* Your objective *
Pick out every line of the entries below where "deine" occurs, and copy those lines.

* Data shown *
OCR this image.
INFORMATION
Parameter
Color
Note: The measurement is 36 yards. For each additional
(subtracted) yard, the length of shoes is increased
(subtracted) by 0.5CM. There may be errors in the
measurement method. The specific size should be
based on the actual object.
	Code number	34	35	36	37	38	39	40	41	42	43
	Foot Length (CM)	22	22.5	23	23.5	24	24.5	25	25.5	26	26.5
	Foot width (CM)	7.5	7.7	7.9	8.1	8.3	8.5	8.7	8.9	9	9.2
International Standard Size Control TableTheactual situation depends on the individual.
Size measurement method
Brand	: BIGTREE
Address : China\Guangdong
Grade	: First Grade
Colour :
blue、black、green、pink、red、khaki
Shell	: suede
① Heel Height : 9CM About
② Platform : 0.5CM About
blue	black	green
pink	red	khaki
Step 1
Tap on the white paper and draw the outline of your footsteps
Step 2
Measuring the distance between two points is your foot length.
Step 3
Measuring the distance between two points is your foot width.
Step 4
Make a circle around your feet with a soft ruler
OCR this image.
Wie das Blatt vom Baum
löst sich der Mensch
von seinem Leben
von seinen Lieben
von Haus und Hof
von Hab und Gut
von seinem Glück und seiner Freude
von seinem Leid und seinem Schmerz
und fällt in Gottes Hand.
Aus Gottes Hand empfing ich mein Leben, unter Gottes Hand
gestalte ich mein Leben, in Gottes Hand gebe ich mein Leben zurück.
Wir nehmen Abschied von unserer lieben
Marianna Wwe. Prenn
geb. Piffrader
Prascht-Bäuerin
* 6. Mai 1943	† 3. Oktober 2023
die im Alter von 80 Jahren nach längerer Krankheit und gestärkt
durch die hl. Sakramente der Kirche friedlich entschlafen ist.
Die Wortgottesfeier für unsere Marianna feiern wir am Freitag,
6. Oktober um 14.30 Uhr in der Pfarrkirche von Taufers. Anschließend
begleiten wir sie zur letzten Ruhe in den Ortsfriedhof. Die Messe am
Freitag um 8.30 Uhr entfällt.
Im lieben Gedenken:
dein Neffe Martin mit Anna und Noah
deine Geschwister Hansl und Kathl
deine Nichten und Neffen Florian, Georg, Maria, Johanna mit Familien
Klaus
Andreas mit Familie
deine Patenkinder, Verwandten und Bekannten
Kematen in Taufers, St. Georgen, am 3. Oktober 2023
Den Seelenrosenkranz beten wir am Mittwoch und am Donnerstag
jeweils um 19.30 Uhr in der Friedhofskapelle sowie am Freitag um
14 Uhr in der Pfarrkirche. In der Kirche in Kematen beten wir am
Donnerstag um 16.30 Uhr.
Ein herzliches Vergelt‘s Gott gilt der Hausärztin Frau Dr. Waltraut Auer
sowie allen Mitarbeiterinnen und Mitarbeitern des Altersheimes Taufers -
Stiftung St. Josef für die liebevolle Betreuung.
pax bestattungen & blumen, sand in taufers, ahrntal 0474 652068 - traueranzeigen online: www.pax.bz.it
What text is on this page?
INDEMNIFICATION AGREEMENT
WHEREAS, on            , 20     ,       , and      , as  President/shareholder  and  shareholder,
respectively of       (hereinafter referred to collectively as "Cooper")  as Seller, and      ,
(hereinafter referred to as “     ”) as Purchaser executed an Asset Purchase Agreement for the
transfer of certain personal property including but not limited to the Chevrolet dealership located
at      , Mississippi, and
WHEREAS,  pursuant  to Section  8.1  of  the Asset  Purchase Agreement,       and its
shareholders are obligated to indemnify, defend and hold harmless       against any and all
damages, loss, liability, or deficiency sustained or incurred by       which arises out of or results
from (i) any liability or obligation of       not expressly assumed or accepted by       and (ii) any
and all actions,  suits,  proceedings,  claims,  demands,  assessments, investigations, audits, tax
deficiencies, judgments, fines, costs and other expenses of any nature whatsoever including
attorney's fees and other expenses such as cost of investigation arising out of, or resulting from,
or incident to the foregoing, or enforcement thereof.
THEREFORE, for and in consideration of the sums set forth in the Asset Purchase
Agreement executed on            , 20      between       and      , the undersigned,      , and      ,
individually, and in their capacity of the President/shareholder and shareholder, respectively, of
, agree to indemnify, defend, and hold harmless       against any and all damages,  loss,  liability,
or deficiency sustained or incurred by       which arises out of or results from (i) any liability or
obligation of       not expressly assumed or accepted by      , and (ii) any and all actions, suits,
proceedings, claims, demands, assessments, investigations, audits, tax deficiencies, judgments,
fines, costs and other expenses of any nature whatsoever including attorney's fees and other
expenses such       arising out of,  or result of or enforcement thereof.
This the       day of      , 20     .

* Solution to the problem *
deine Geschwister Hansl und Kathl
deine Nichten und Neffen Florian, Georg, Maria, Johanna mit Familien
deine Patenkinder, Verwandten und Bekannten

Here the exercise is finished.